▶ [Task]: Collect the lines of the entries where "Home" shows up.

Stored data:
· · · ·

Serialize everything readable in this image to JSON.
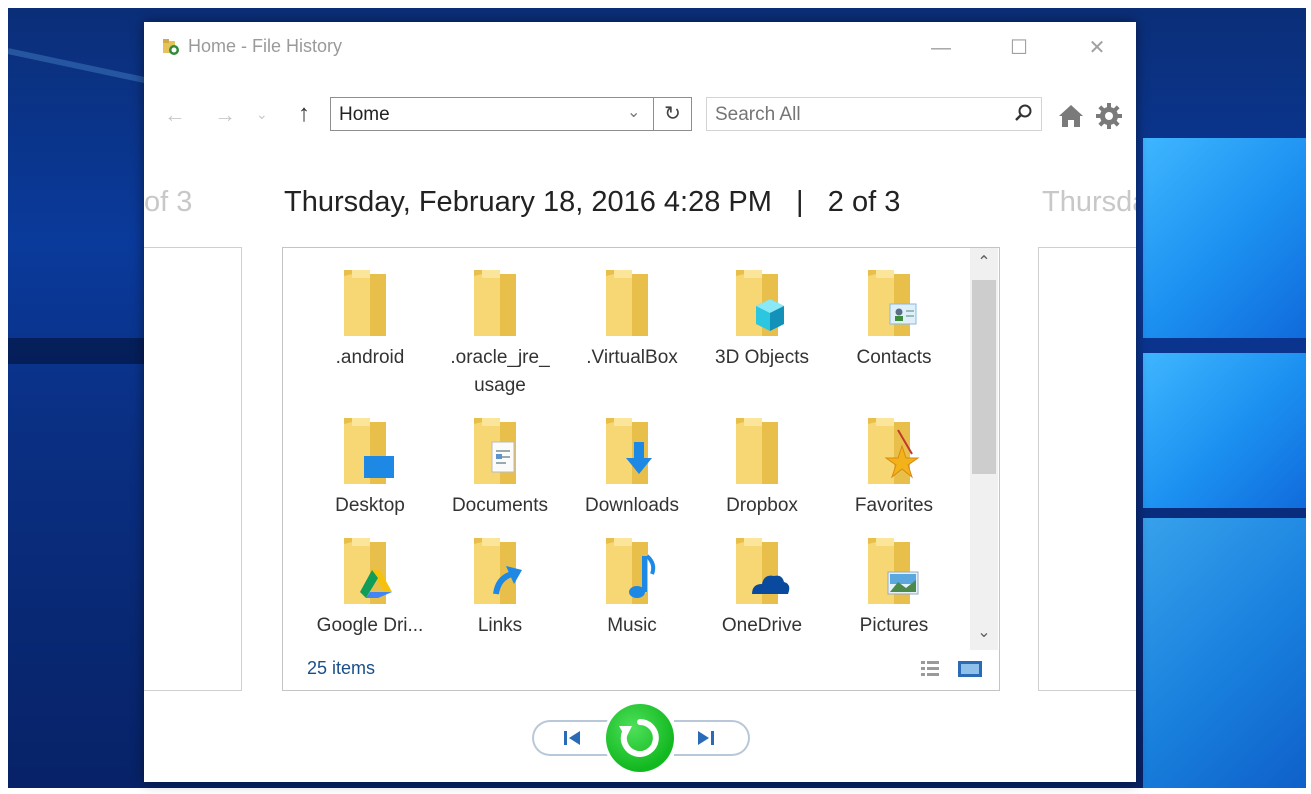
{
  "window": {
    "title": "Home - File History",
    "controls": {
      "minimize": "—",
      "maximize": "☐",
      "close": "✕"
    }
  },
  "toolbar": {
    "back": "←",
    "forward": "→",
    "recent": "⌄",
    "up": "↑",
    "location": "Home",
    "location_dropdown": "⌄",
    "refresh": "↻",
    "search_placeholder": "Search All"
  },
  "snapshots": {
    "previous_header": "of 3",
    "current_header": "Thursday, February 18, 2016 4:28 PM   |   2 of 3",
    "next_header": "Thursda"
  },
  "files": {
    "items": [
      {
        "label": ".android",
        "icon": "folder-icon"
      },
      {
        "label": ".oracle_jre_\nusage",
        "icon": "folder-icon"
      },
      {
        "label": ".VirtualBox",
        "icon": "folder-icon"
      },
      {
        "label": "3D Objects",
        "icon": "3d-objects-folder-icon"
      },
      {
        "label": "Contacts",
        "icon": "contacts-folder-icon"
      },
      {
        "label": "Desktop",
        "icon": "desktop-folder-icon"
      },
      {
        "label": "Documents",
        "icon": "documents-folder-icon"
      },
      {
        "label": "Downloads",
        "icon": "downloads-folder-icon"
      },
      {
        "label": "Dropbox",
        "icon": "folder-icon"
      },
      {
        "label": "Favorites",
        "icon": "favorites-folder-icon"
      },
      {
        "label": "Google Dri...",
        "icon": "google-drive-folder-icon"
      },
      {
        "label": "Links",
        "icon": "links-folder-icon"
      },
      {
        "label": "Music",
        "icon": "music-folder-icon"
      },
      {
        "label": "OneDrive",
        "icon": "onedrive-folder-icon"
      },
      {
        "label": "Pictures",
        "icon": "pictures-folder-icon"
      }
    ],
    "item_count": "25 items"
  },
  "scrollbar": {
    "up": "⌃",
    "down": "⌄"
  },
  "colors": {
    "folder": "#f7d774",
    "folder_dark": "#e9bf4c",
    "restore_green": "#17bf25",
    "link_text": "#1a4f8a"
  }
}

· · · ·

▶ [The result]:
    "title": "Home - File History",
    "location": "Home",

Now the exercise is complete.